• [Short problem A]
Check the following statements against the passage that comes next. For each one, answer yes or no and quote the words of the passage that decide it. (i) The speaker reports seeing big queues. (ii) The speaker states that discussions on a joint venture with Lufthansa are under way. (iii) The speaker reports signals that Lufthansa wants to continue to grow in Frankfurt.

We are in discussions with airlines, but up to now, they are taking up a position, not to involve it into the ticket price. I think that would be the better solution. But we will go ahead this way because passengers are getting more and more used to this. We don't see any big queues. We don't see big protests on that side. Yeah, it's approved. Regarding Lufthansa, regarding the joint venture discussion, to be very clear on that, there are no discussions on a joint venture between us and Lufthansa. We are always in discussions, that's no question, because it's a major customer. We explored also ideas.
One year ago or something like this, we also offered them the opportunity to go into a joint venture regarding Terminal 2, that has not been taken up. It's too far out for them, and probably they didn't want to go into a joint venture like plain vanilla as you go into a joint venture. But we are in a joint venture, so we have to go such a way, like we would do with an arm's length basis with everybody else. If they want to go in Munich, they have to go for the next satellite because Munich is coming in Terminal 2 to some limitations. That's clear that they do this if they have to go, if they want to go, and it's clear they want to go with the market.
They have to do it in a joint venture together with Munich Airport because they are already in Terminal 2 in a joint venture. I take some of these discussions publicly also a little bit to make more pressure on Munich for more favorable condition. That's their responsibility, Munich and Lufthansa. I have seen over the recent 10 years that we are also growing with the market, also together with Lufthansa, at least if they have the aircraft and they get now the aircraft, independent from the question of a joint venture or not. Also the signals I get from Lufthansa are, yes, they want to continue to grow in Frankfurt. Whether a little bit over proportion or under proportion, that depends more on the aircraft, that depends more on the market.

• [Data lines]
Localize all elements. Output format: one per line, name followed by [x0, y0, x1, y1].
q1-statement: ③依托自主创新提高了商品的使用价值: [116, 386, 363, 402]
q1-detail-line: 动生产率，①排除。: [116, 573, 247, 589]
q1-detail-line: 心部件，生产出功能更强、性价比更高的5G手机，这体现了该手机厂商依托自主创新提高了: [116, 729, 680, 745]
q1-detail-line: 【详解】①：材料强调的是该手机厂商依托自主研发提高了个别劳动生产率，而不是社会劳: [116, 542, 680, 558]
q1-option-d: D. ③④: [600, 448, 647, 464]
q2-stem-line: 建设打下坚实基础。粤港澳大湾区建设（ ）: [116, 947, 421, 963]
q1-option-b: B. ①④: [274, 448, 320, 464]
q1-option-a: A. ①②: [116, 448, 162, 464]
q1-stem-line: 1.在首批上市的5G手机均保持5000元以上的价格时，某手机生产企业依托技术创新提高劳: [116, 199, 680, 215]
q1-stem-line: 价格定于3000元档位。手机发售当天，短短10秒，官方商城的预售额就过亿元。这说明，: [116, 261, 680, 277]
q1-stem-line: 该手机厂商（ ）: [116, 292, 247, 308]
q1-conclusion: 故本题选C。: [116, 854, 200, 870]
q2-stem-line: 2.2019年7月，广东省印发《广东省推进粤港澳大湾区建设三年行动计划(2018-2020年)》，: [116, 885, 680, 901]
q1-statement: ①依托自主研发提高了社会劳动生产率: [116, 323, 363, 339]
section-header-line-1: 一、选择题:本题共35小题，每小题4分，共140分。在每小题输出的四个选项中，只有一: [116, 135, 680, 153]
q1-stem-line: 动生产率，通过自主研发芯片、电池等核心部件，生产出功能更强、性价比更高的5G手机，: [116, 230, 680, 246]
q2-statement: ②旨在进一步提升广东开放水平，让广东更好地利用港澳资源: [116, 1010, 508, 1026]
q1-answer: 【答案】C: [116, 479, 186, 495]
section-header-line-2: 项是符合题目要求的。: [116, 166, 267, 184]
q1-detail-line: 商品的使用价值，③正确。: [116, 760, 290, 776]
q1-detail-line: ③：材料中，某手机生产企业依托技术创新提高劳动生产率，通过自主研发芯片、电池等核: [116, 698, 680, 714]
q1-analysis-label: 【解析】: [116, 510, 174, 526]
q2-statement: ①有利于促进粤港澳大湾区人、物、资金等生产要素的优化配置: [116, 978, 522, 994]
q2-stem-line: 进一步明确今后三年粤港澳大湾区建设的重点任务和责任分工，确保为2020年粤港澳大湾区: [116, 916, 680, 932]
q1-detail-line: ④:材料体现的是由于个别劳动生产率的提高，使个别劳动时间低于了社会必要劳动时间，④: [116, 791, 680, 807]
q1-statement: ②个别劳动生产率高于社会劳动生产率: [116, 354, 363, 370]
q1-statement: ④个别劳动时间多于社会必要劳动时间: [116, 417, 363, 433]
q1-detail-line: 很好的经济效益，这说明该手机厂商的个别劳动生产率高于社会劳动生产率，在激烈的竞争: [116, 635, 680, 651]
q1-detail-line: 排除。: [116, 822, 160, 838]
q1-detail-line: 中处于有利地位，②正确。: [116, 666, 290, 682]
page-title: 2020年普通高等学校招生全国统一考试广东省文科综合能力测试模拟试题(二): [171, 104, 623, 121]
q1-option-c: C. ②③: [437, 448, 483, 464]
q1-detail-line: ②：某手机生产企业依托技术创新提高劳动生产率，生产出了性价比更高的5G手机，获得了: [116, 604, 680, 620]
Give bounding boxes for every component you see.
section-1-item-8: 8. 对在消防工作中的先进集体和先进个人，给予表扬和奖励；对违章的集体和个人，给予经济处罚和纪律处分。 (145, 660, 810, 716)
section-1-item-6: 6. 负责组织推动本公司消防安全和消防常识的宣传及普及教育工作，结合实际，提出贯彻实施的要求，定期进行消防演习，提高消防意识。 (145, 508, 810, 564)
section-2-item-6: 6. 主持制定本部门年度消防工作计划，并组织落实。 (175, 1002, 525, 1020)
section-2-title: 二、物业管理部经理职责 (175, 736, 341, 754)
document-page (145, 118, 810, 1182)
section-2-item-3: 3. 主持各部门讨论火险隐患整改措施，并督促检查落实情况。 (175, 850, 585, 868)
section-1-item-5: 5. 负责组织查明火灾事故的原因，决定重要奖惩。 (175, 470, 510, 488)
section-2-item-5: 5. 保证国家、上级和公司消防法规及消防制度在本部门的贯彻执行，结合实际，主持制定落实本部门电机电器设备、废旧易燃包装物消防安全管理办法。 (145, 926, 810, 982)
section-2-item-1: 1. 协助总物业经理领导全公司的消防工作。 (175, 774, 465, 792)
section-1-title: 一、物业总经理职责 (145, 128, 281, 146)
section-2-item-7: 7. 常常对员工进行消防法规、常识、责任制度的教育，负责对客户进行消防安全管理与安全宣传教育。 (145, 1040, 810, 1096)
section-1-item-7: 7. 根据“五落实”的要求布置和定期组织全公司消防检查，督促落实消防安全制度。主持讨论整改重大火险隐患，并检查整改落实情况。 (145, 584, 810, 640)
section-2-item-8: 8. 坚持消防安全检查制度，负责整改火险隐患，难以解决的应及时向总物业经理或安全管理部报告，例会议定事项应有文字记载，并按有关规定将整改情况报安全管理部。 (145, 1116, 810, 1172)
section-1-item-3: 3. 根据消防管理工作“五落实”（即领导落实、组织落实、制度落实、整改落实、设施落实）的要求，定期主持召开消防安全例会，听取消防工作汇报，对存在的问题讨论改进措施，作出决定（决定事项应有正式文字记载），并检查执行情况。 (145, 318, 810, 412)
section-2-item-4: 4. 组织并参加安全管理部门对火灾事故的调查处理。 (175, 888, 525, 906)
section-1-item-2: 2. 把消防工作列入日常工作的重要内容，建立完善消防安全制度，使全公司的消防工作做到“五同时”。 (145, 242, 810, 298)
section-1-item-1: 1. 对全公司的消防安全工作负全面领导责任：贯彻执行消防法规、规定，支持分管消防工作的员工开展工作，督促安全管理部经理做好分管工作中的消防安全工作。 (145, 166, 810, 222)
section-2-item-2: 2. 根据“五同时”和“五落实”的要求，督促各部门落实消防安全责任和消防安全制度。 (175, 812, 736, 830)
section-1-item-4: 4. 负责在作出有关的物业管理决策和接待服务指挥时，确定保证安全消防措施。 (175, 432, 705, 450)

• [Short problem B]
Reproduce the listing verbatim, from its first line through the line containing "Give bounding boxes", with both ends included and nothing more.

• [Full response A]
(i) No: "We don't see any big queues."
(ii) No: "there are no discussions on a joint venture between us and Lufthansa."
(iii) Yes: "Also the signals I get from Lufthansa are, yes, they want to continue to grow in Frankfurt."

• [Full response B]
Localize all elements. Output format: one per line, name followed by [x0, y0, x1, y1].
q1-statement: ③依托自主创新提高了商品的使用价值: [116, 386, 363, 402]
q1-detail-line: 动生产率，①排除。: [116, 573, 247, 589]
q1-detail-line: 心部件，生产出功能更强、性价比更高的5G手机，这体现了该手机厂商依托自主创新提高了: [116, 729, 680, 745]
q1-detail-line: 【详解】①：材料强调的是该手机厂商依托自主研发提高了个别劳动生产率，而不是社会劳: [116, 542, 680, 558]
q1-option-d: D. ③④: [600, 448, 647, 464]
q2-stem-line: 建设打下坚实基础。粤港澳大湾区建设（ ）: [116, 947, 421, 963]
q1-option-b: B. ①④: [274, 448, 320, 464]
q1-option-a: A. ①②: [116, 448, 162, 464]
q1-stem-line: 1.在首批上市的5G手机均保持5000元以上的价格时，某手机生产企业依托技术创新提高劳: [116, 199, 680, 215]
q1-stem-line: 价格定于3000元档位。手机发售当天，短短10秒，官方商城的预售额就过亿元。这说明，: [116, 261, 680, 277]
q1-stem-line: 该手机厂商（ ）: [116, 292, 247, 308]
q1-conclusion: 故本题选C。: [116, 854, 200, 870]
q2-stem-line: 2.2019年7月，广东省印发《广东省推进粤港澳大湾区建设三年行动计划(2018-2020年)》，: [116, 885, 680, 901]
q1-statement: ①依托自主研发提高了社会劳动生产率: [116, 323, 363, 339]
section-header-line-1: 一、选择题:本题共35小题，每小题4分，共140分。在每小题输出的四个选项中，只有一: [116, 135, 680, 153]
q1-stem-line: 动生产率，通过自主研发芯片、电池等核心部件，生产出功能更强、性价比更高的5G手机，: [116, 230, 680, 246]
q2-statement: ②旨在进一步提升广东开放水平，让广东更好地利用港澳资源: [116, 1010, 508, 1026]
q1-answer: 【答案】C: [116, 479, 186, 495]
section-header-line-2: 项是符合题目要求的。: [116, 166, 267, 184]
q1-detail-line: 商品的使用价值，③正确。: [116, 760, 290, 776]
q1-detail-line: ③：材料中，某手机生产企业依托技术创新提高劳动生产率，通过自主研发芯片、电池等核: [116, 698, 680, 714]
q1-analysis-label: 【解析】: [116, 510, 174, 526]
q2-statement: ①有利于促进粤港澳大湾区人、物、资金等生产要素的优化配置: [116, 978, 522, 994]
q2-stem-line: 进一步明确今后三年粤港澳大湾区建设的重点任务和责任分工，确保为2020年粤港澳大湾区: [116, 916, 680, 932]
q1-detail-line: ④:材料体现的是由于个别劳动生产率的提高，使个别劳动时间低于了社会必要劳动时间，④: [116, 791, 680, 807]
q1-statement: ②个别劳动生产率高于社会劳动生产率: [116, 354, 363, 370]
q1-statement: ④个别劳动时间多于社会必要劳动时间: [116, 417, 363, 433]
q1-detail-line: 很好的经济效益，这说明该手机厂商的个别劳动生产率高于社会劳动生产率，在激烈的竞争: [116, 635, 680, 651]
q1-detail-line: 排除。: [116, 822, 160, 838]
q1-detail-line: 中处于有利地位，②正确。: [116, 666, 290, 682]
page-title: 2020年普通高等学校招生全国统一考试广东省文科综合能力测试模拟试题(二): [171, 104, 623, 121]
q1-option-c: C. ②③: [437, 448, 483, 464]
q1-detail-line: ②：某手机生产企业依托技术创新提高劳动生产率，生产出了性价比更高的5G手机，获得了: [116, 604, 680, 620]
Give bounding boxes for every component you see.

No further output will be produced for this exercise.